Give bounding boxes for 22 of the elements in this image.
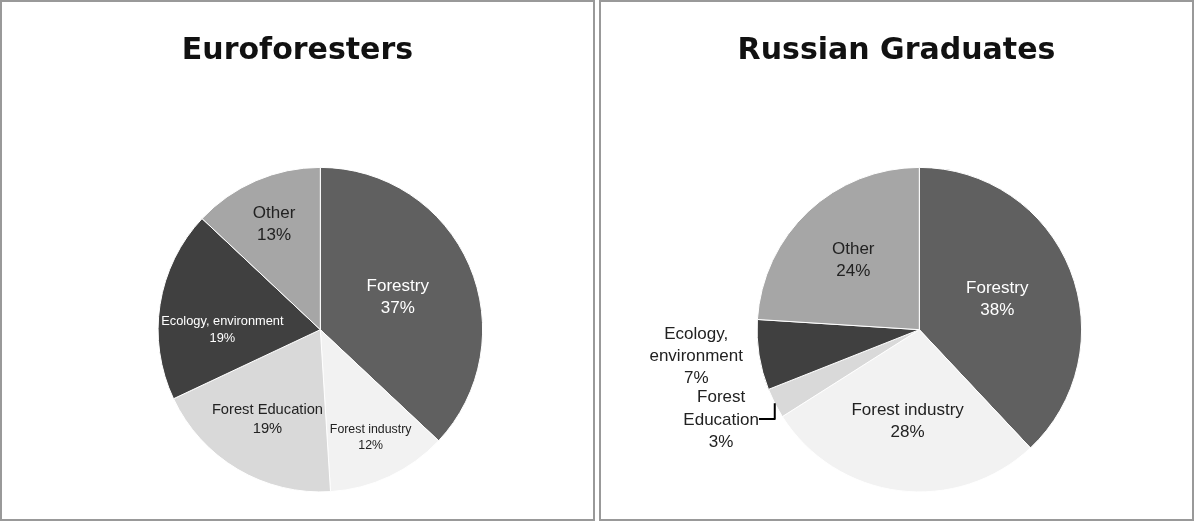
data-label: 12%	[358, 438, 384, 452]
data-label: 24%	[836, 260, 871, 280]
slice-label: Forest Education	[211, 401, 324, 418]
slice-label: Forestry	[966, 278, 1029, 298]
chart-title: Russian Graduates	[737, 31, 1056, 67]
slice-label: Forest industry	[851, 400, 965, 420]
data-label: 13%	[257, 224, 292, 244]
slice-label: Ecology, environment	[161, 313, 284, 329]
chart-title: Euroforesters	[181, 31, 414, 67]
data-label: 7%	[683, 368, 709, 388]
slice-label: Forestry	[366, 275, 430, 295]
data-label: 37%	[380, 297, 415, 317]
slice-label: Other	[252, 202, 296, 222]
slice-label: Ecology, environment	[649, 324, 744, 366]
slice-label: Other	[831, 238, 875, 258]
data-label: 38%	[980, 300, 1015, 320]
slice-label: Forest industry	[329, 421, 413, 436]
data-label: 3%	[708, 431, 734, 451]
data-label: 19%	[252, 420, 283, 437]
slice-label: Forest Education	[683, 387, 759, 429]
data-label: 19%	[209, 330, 236, 346]
data-label: 28%	[890, 422, 925, 442]
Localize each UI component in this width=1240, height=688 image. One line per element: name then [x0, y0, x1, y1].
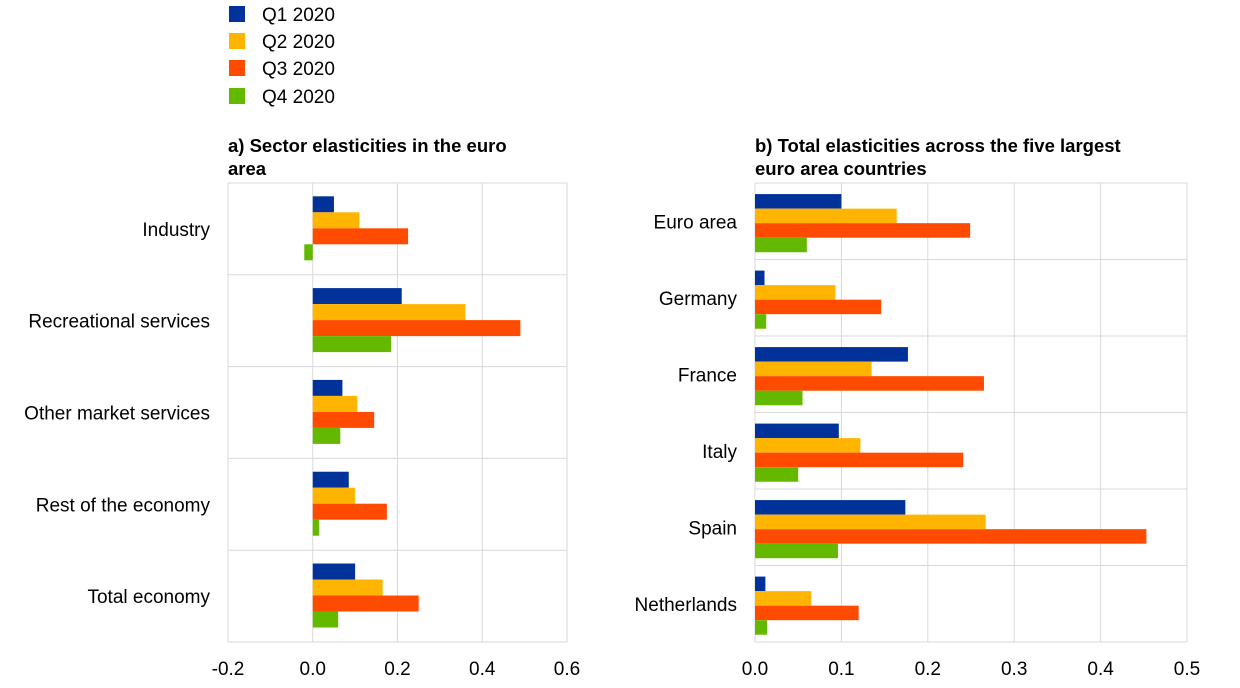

---*---

▶ [Task brief]:
Print all of the material above word for word, leaving out the pictures.

▶ [Worked answer]:
Give bounding boxes for 22 of the elements in this image.
data-label: 12%	[358, 438, 384, 452]
data-label: 24%	[836, 260, 871, 280]
slice-label: Forest Education	[211, 401, 324, 418]
slice-label: Forestry	[966, 278, 1029, 298]
chart-title: Russian Graduates	[737, 31, 1056, 67]
slice-label: Forest industry	[851, 400, 965, 420]
data-label: 13%	[257, 224, 292, 244]
slice-label: Ecology, environment	[161, 313, 284, 329]
chart-title: Euroforesters	[181, 31, 414, 67]
data-label: 7%	[683, 368, 709, 388]
slice-label: Forestry	[366, 275, 430, 295]
data-label: 37%	[380, 297, 415, 317]
slice-label: Other	[252, 202, 296, 222]
slice-label: Ecology, environment	[649, 324, 744, 366]
slice-label: Other	[831, 238, 875, 258]
data-label: 38%	[980, 300, 1015, 320]
slice-label: Forest industry	[329, 421, 413, 436]
data-label: 3%	[708, 431, 734, 451]
data-label: 19%	[252, 420, 283, 437]
slice-label: Forest Education	[683, 387, 759, 429]
data-label: 19%	[209, 330, 236, 346]
data-label: 28%	[890, 422, 925, 442]
Localize each UI component in this width=1240, height=688 image. One line per element: name then [x0, y0, x1, y1].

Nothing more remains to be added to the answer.